:: DATA EXTRACT

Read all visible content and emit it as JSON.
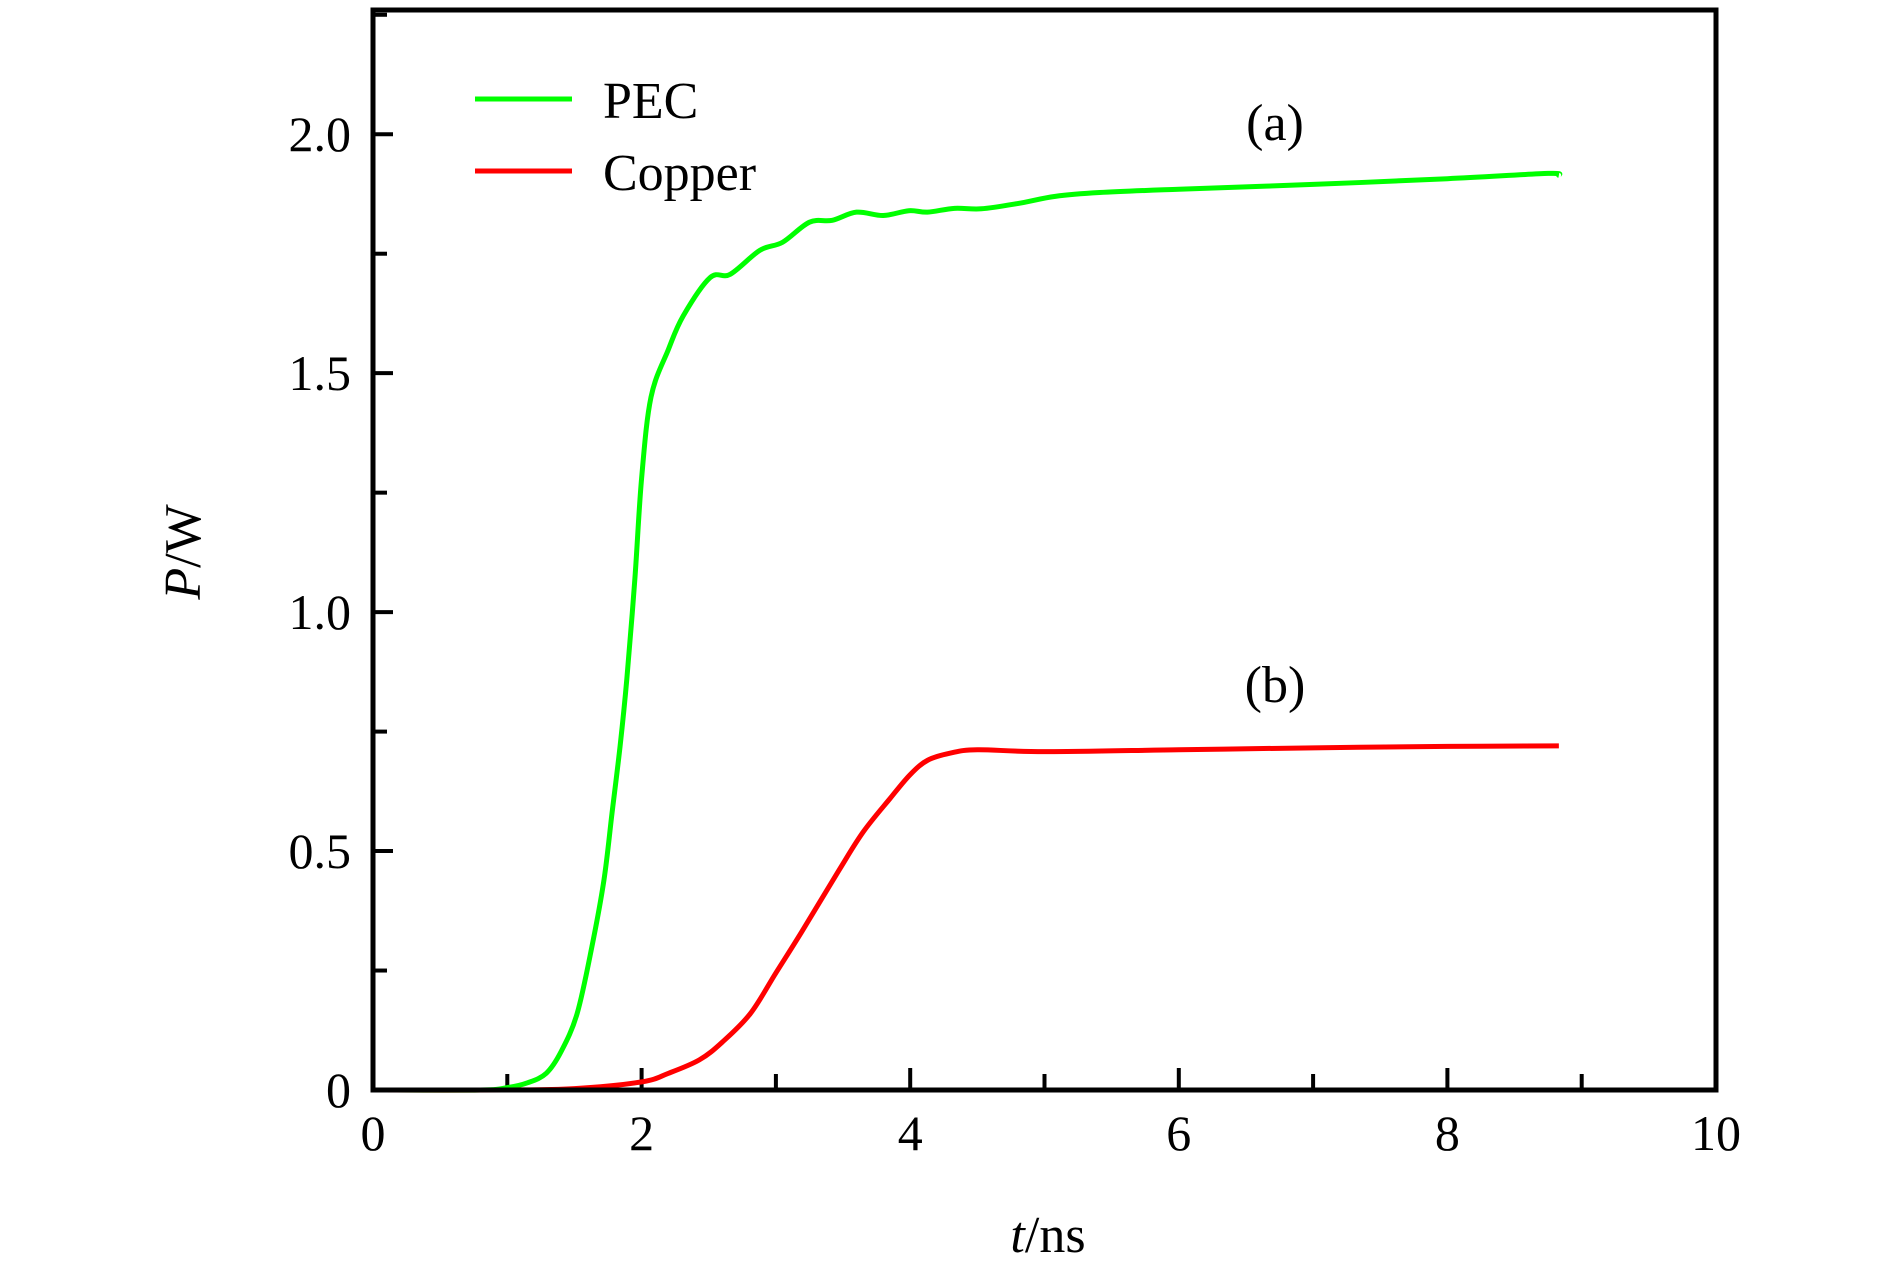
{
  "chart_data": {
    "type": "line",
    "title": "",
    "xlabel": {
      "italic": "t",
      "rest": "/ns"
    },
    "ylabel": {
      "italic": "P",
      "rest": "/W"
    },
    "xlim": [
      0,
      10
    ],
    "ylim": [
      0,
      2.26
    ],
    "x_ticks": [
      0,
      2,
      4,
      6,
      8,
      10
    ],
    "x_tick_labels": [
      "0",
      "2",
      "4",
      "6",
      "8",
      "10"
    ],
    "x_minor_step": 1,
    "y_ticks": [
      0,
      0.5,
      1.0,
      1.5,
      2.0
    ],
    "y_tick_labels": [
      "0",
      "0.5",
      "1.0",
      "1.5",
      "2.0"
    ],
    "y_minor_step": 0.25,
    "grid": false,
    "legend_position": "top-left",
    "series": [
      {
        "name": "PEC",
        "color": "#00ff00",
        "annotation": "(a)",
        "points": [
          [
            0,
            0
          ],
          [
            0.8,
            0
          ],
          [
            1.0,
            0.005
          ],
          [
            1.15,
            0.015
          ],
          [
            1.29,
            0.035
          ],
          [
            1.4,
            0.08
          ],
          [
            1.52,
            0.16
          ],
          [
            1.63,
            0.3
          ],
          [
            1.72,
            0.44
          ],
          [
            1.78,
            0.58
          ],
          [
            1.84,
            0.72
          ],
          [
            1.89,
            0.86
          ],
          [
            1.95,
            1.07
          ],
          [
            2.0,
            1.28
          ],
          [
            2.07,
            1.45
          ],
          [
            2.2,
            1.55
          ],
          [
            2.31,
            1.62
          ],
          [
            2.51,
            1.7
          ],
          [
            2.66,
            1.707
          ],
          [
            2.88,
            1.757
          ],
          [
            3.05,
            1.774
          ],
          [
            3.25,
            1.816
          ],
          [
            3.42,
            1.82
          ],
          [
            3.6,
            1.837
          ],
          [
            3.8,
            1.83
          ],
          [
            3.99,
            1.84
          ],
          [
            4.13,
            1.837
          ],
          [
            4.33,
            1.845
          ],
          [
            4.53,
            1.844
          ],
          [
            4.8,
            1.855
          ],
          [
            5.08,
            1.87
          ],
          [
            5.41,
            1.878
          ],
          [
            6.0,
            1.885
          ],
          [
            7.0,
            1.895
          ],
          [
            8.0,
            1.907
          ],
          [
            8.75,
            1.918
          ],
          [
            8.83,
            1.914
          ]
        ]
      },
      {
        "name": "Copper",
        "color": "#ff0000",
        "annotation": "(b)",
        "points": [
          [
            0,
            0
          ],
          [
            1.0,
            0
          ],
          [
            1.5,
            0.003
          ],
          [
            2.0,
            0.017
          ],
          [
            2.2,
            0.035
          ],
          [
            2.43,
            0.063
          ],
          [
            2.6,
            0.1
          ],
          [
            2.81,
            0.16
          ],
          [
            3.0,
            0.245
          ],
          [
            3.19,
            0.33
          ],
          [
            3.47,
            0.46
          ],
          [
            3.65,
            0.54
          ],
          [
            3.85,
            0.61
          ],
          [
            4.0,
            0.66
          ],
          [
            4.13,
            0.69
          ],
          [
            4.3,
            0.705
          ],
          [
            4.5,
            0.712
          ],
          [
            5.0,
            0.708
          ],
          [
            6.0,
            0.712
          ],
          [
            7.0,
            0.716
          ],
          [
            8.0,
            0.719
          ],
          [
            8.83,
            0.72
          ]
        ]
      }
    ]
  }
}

::::

WHAT TO PRODUCE - Reproduce all of the material above word for word. Omit the pictures.

RESPONSE FOR THIS EXERCISE -
Read all visible content and emit it as JSON.
{
  "chart_data": {
    "type": "line",
    "title": "",
    "xlabel": {
      "italic": "t",
      "rest": "/ns"
    },
    "ylabel": {
      "italic": "P",
      "rest": "/W"
    },
    "xlim": [
      0,
      10
    ],
    "ylim": [
      0,
      2.26
    ],
    "x_ticks": [
      0,
      2,
      4,
      6,
      8,
      10
    ],
    "x_tick_labels": [
      "0",
      "2",
      "4",
      "6",
      "8",
      "10"
    ],
    "x_minor_step": 1,
    "y_ticks": [
      0,
      0.5,
      1.0,
      1.5,
      2.0
    ],
    "y_tick_labels": [
      "0",
      "0.5",
      "1.0",
      "1.5",
      "2.0"
    ],
    "y_minor_step": 0.25,
    "grid": false,
    "legend_position": "top-left",
    "series": [
      {
        "name": "PEC",
        "color": "#00ff00",
        "annotation": "(a)",
        "points": [
          [
            0,
            0
          ],
          [
            0.8,
            0
          ],
          [
            1.0,
            0.005
          ],
          [
            1.15,
            0.015
          ],
          [
            1.29,
            0.035
          ],
          [
            1.4,
            0.08
          ],
          [
            1.52,
            0.16
          ],
          [
            1.63,
            0.3
          ],
          [
            1.72,
            0.44
          ],
          [
            1.78,
            0.58
          ],
          [
            1.84,
            0.72
          ],
          [
            1.89,
            0.86
          ],
          [
            1.95,
            1.07
          ],
          [
            2.0,
            1.28
          ],
          [
            2.07,
            1.45
          ],
          [
            2.2,
            1.55
          ],
          [
            2.31,
            1.62
          ],
          [
            2.51,
            1.7
          ],
          [
            2.66,
            1.707
          ],
          [
            2.88,
            1.757
          ],
          [
            3.05,
            1.774
          ],
          [
            3.25,
            1.816
          ],
          [
            3.42,
            1.82
          ],
          [
            3.6,
            1.837
          ],
          [
            3.8,
            1.83
          ],
          [
            3.99,
            1.84
          ],
          [
            4.13,
            1.837
          ],
          [
            4.33,
            1.845
          ],
          [
            4.53,
            1.844
          ],
          [
            4.8,
            1.855
          ],
          [
            5.08,
            1.87
          ],
          [
            5.41,
            1.878
          ],
          [
            6.0,
            1.885
          ],
          [
            7.0,
            1.895
          ],
          [
            8.0,
            1.907
          ],
          [
            8.75,
            1.918
          ],
          [
            8.83,
            1.914
          ]
        ]
      },
      {
        "name": "Copper",
        "color": "#ff0000",
        "annotation": "(b)",
        "points": [
          [
            0,
            0
          ],
          [
            1.0,
            0
          ],
          [
            1.5,
            0.003
          ],
          [
            2.0,
            0.017
          ],
          [
            2.2,
            0.035
          ],
          [
            2.43,
            0.063
          ],
          [
            2.6,
            0.1
          ],
          [
            2.81,
            0.16
          ],
          [
            3.0,
            0.245
          ],
          [
            3.19,
            0.33
          ],
          [
            3.47,
            0.46
          ],
          [
            3.65,
            0.54
          ],
          [
            3.85,
            0.61
          ],
          [
            4.0,
            0.66
          ],
          [
            4.13,
            0.69
          ],
          [
            4.3,
            0.705
          ],
          [
            4.5,
            0.712
          ],
          [
            5.0,
            0.708
          ],
          [
            6.0,
            0.712
          ],
          [
            7.0,
            0.716
          ],
          [
            8.0,
            0.719
          ],
          [
            8.83,
            0.72
          ]
        ]
      }
    ]
  }
}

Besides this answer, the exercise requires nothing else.